### Exercise brief
Answer these questions using the text on producing Commodore 64 programs:
1. At which memory location does BASIC memory start?
2. What does the .org command tell Ophis?
3. How many bytes long is the saved "10 SYS 2064" program when it is studied in a debugger?

### Excerpt provided
[Start of Attachment]
Producing Commodore 64 programs

Commodore 64 programs are stored in the PRG format on disk. Some emulators (such as CCS64 or VICE) can run PRG programs directly; others need them to be transferred to a D64 image first.

The PRG format is ludicrously simple. It has two bytes of header data: This is a little-endian number indicating the starting address. The rest of the file is a single continuous chunk of data loaded into memory, starting at that address. BASIC memory starts at memory location 2048, and that's probably where we'll want to start.

Well, not quite. We want our program to be callable from BASIC, so we should have a BASIC program at the start. We guess the size of a simple one line BASIC program to be about 16 bytes. Thus, we start our program at memory location 2064 ($0810), and the BASIC program looks like this:

10 SYS 2064

We SAVE this program to a file, then study it in a debugger. It's 15 bytes long:

1070:0100  01 08 0C 08 0A 00 9E 20-32 30 36 34 00 00 00

The first two bytes are the memory location: $0801. The rest of the data breaks down as follows:

Table 1. BASIC program breakdown

Memory LocationsValue
$0801-$08022-byte pointer to the next line of BASIC code ($080C).
$0803-$08042-byte line number ($000A = 10).
$0805Byte code for the SYS command.
$0806-$080AThe rest of the line, which is just the string " 2064".
$080BNull byte, terminating the line.
$080C-$080D2-byte pointer to the next line of BASIC code ($0000 = end of program).

That's 13 bytes. We started at 2049, so we need 2 more bytes of filler to make our code actually start at location 2064. These 17 bytes will give us the file format and the BASIC code we need to have our machine language program run.

These are just bytes—indistinguishable from any other sort of data. In Ophis, bytes of data are specified with the .byte command. We'll also have to tell Ophis what the program counter should be, so that it knows what values to assign to our labels. The .org (origin) command tells Ophis this. Thus, the Ophis code for our header and linking info is:

.byte $01, $08, $0C, $08, $0A, $00, $9E, $20
.byte $32, $30, $36, $34, $00, $00, $00, $00
.byte $00, $00
.org $0810

This gets the job done, but it's completely incomprehensible, and it only uses two directives—not very good for a tutorial. Here's a more complicated, but much clearer, way of saying the same thing.

.word $0801
.org  $0801

        .word next, 10       ; Next line and current line number
        .byte $9e," 2064",0  ; SYS 2064
next:   .word 0              ; End of program

.advance 2064

This code has many advantages over the first.
[End of Attachment]
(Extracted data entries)
[Start of Attachment]
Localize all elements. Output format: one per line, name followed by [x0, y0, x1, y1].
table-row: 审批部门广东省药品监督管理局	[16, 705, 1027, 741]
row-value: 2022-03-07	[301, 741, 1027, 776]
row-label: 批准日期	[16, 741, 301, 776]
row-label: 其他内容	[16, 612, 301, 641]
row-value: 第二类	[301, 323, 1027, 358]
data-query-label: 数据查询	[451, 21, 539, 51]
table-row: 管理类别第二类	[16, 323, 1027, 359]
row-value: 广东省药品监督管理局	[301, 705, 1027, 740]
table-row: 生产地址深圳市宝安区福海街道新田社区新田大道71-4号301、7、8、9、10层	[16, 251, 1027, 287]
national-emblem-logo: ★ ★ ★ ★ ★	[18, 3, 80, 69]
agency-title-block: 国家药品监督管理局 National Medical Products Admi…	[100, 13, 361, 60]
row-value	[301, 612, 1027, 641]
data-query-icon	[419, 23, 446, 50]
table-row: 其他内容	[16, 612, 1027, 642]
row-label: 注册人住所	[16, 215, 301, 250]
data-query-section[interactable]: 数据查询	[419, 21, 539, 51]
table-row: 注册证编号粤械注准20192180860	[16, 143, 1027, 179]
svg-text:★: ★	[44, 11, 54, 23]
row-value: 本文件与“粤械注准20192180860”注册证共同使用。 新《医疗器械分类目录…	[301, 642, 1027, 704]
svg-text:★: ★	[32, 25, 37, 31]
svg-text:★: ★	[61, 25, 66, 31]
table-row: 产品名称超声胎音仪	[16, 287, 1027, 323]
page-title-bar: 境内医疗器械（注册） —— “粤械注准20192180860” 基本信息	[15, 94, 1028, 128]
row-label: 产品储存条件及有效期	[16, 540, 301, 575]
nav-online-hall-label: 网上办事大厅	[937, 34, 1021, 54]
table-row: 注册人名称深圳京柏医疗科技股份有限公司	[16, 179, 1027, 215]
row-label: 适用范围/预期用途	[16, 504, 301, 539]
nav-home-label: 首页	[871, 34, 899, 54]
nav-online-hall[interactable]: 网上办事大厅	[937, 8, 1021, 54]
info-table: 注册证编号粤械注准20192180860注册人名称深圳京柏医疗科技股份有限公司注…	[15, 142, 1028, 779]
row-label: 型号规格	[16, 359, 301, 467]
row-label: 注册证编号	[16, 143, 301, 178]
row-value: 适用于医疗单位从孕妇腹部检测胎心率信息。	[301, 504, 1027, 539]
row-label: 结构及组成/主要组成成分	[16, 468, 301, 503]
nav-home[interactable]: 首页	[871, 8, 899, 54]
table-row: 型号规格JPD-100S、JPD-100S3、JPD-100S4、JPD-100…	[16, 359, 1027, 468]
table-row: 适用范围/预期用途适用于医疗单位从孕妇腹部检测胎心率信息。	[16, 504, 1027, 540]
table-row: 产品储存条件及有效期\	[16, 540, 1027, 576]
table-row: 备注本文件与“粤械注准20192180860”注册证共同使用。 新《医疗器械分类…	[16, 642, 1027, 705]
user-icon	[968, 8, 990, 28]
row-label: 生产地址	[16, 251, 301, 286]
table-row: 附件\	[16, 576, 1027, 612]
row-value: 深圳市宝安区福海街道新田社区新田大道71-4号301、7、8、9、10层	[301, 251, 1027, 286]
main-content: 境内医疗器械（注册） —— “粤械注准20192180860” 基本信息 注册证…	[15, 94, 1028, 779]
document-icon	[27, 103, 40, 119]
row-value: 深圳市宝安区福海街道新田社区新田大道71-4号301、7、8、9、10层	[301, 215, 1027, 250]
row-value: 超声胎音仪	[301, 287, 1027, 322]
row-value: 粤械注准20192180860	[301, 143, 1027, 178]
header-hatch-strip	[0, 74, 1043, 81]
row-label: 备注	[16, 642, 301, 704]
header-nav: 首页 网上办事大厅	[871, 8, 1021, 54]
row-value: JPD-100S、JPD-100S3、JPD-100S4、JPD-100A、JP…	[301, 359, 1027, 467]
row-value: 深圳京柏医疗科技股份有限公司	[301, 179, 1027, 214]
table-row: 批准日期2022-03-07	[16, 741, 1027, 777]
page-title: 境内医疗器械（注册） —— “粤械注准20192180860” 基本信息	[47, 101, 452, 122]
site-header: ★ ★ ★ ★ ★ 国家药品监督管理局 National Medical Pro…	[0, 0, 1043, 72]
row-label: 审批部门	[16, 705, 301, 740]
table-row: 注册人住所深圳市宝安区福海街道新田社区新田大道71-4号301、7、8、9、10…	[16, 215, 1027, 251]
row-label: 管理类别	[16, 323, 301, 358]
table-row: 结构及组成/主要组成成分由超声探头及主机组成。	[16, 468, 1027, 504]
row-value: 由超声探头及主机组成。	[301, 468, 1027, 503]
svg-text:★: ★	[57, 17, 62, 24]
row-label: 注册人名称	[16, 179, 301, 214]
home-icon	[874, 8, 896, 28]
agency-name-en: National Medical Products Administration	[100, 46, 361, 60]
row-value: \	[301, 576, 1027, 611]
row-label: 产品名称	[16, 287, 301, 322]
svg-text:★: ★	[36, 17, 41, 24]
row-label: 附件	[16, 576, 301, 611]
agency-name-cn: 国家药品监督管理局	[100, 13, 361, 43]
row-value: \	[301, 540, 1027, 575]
[End of Attachment]
### Answer below
1. Memory location 2048.
2. What the program counter should be.
3. 15 bytes.